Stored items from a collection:
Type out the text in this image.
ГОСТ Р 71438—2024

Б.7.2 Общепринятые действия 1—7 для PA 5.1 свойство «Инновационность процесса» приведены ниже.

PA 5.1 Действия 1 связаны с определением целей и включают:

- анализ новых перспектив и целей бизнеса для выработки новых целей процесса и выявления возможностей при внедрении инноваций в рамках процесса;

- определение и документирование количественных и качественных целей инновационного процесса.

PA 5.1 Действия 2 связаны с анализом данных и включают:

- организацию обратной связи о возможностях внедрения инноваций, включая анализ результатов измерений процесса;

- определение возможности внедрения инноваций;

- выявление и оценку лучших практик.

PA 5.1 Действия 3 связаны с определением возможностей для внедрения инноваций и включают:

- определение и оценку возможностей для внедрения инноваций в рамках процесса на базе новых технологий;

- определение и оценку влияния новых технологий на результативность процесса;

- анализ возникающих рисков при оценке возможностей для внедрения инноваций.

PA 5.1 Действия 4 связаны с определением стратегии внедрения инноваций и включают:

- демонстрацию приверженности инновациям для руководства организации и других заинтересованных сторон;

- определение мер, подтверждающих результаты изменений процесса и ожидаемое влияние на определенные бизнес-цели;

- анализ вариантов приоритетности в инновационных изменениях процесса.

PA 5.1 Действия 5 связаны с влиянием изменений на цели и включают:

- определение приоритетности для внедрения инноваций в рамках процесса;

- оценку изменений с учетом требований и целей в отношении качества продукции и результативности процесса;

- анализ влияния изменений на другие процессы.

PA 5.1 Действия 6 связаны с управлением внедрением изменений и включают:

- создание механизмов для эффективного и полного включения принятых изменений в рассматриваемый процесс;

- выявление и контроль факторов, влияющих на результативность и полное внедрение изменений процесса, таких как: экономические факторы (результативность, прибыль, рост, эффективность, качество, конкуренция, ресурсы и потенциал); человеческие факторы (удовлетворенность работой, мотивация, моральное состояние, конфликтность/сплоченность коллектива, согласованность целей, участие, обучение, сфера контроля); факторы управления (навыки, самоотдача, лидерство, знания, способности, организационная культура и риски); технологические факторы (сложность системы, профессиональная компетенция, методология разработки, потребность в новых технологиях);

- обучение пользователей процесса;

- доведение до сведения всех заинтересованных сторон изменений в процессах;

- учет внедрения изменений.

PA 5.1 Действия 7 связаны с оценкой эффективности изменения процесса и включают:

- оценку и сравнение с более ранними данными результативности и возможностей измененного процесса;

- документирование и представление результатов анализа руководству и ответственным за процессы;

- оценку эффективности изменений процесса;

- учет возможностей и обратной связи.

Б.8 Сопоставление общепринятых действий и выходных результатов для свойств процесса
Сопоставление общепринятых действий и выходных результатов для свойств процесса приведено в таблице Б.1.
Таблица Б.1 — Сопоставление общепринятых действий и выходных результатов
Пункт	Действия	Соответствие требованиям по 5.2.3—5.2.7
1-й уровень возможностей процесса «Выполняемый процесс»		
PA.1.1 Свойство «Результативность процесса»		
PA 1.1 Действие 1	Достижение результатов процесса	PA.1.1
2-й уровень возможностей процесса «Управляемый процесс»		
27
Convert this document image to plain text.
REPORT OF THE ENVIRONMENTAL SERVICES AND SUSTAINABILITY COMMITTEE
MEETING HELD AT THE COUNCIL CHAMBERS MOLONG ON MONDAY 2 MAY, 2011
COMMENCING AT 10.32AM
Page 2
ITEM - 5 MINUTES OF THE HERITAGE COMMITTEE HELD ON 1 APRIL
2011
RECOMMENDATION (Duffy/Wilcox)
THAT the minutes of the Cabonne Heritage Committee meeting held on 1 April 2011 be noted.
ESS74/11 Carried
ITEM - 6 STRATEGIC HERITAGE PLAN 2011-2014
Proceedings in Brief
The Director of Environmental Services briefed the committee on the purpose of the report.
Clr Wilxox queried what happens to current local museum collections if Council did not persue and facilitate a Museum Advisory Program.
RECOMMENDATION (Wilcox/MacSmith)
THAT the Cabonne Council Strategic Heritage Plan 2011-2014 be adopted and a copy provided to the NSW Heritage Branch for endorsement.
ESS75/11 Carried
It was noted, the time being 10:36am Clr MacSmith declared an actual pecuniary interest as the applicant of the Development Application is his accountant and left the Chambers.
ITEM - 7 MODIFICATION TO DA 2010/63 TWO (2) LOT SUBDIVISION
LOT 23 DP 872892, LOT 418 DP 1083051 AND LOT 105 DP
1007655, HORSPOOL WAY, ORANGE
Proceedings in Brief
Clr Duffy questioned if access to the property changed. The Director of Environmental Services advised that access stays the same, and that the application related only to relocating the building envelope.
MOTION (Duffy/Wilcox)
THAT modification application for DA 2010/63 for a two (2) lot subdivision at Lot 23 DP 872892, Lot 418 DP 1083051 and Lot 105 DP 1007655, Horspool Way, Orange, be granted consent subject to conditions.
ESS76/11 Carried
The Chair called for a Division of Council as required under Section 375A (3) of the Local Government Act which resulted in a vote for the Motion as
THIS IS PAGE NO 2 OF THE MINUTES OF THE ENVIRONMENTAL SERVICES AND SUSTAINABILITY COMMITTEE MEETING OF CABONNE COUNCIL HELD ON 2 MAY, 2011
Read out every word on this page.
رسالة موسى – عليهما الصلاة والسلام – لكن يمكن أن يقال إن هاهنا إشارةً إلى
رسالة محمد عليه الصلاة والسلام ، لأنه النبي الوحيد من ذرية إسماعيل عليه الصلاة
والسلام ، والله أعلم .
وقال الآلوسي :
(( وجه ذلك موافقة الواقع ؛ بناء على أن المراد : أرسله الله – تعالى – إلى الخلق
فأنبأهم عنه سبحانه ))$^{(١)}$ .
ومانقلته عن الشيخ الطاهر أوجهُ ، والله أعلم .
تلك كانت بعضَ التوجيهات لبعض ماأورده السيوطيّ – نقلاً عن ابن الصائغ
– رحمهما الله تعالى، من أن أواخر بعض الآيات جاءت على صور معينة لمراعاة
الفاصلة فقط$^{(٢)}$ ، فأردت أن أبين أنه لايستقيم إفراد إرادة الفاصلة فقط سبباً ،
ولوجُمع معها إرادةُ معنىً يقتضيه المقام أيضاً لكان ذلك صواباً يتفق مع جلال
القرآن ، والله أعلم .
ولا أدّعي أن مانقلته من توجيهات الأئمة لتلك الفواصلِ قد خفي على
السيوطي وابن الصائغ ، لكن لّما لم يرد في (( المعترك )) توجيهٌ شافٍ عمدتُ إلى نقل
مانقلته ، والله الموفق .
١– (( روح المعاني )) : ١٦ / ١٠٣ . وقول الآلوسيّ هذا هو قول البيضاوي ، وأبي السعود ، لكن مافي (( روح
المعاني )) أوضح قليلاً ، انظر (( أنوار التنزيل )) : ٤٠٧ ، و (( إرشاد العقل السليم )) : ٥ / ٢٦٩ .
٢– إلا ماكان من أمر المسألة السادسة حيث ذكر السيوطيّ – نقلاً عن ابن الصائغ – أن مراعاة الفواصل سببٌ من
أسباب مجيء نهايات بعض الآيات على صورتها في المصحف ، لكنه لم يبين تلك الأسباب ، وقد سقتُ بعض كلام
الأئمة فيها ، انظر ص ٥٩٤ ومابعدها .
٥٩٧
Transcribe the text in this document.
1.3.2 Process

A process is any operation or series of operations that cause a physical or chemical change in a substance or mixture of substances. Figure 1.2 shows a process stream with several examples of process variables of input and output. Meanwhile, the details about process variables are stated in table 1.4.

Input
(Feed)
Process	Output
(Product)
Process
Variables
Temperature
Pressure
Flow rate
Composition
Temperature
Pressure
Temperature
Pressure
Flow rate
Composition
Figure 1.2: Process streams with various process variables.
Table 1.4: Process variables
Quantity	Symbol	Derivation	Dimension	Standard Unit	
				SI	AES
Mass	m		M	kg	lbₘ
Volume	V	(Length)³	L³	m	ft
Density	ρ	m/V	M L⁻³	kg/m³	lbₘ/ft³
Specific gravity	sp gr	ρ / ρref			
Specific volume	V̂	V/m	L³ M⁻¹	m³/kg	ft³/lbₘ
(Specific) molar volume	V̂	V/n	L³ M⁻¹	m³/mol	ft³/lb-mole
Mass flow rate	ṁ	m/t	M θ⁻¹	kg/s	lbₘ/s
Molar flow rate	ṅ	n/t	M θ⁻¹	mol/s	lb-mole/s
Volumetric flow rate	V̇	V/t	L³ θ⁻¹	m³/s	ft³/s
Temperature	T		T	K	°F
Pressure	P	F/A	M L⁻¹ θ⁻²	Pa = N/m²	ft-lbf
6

DIRECTIVE
Set down nothing but the lines from the one with "Transcribe the text in this document." through the end of the records, keeping each line exactly as written and including both ends.

TASK OUTPUT
Transcribe the text in this document.
1.3.2 Process

A process is any operation or series of operations that cause a physical or chemical change in a substance or mixture of substances. Figure 1.2 shows a process stream with several examples of process variables of input and output. Meanwhile, the details about process variables are stated in table 1.4.

Input
(Feed)
Process	Output
(Product)
Process
Variables
Temperature
Pressure
Flow rate
Composition
Temperature
Pressure
Temperature
Pressure
Flow rate
Composition
Figure 1.2: Process streams with various process variables.
Table 1.4: Process variables
Quantity	Symbol	Derivation	Dimension	Standard Unit	
				SI	AES
Mass	m		M	kg	lbₘ
Volume	V	(Length)³	L³	m	ft
Density	ρ	m/V	M L⁻³	kg/m³	lbₘ/ft³
Specific gravity	sp gr	ρ / ρref			
Specific volume	V̂	V/m	L³ M⁻¹	m³/kg	ft³/lbₘ
(Specific) molar volume	V̂	V/n	L³ M⁻¹	m³/mol	ft³/lb-mole
Mass flow rate	ṁ	m/t	M θ⁻¹	kg/s	lbₘ/s
Molar flow rate	ṅ	n/t	M θ⁻¹	mol/s	lb-mole/s
Volumetric flow rate	V̇	V/t	L³ θ⁻¹	m³/s	ft³/s
Temperature	T		T	K	°F
Pressure	P	F/A	M L⁻¹ θ⁻²	Pa = N/m²	ft-lbf
6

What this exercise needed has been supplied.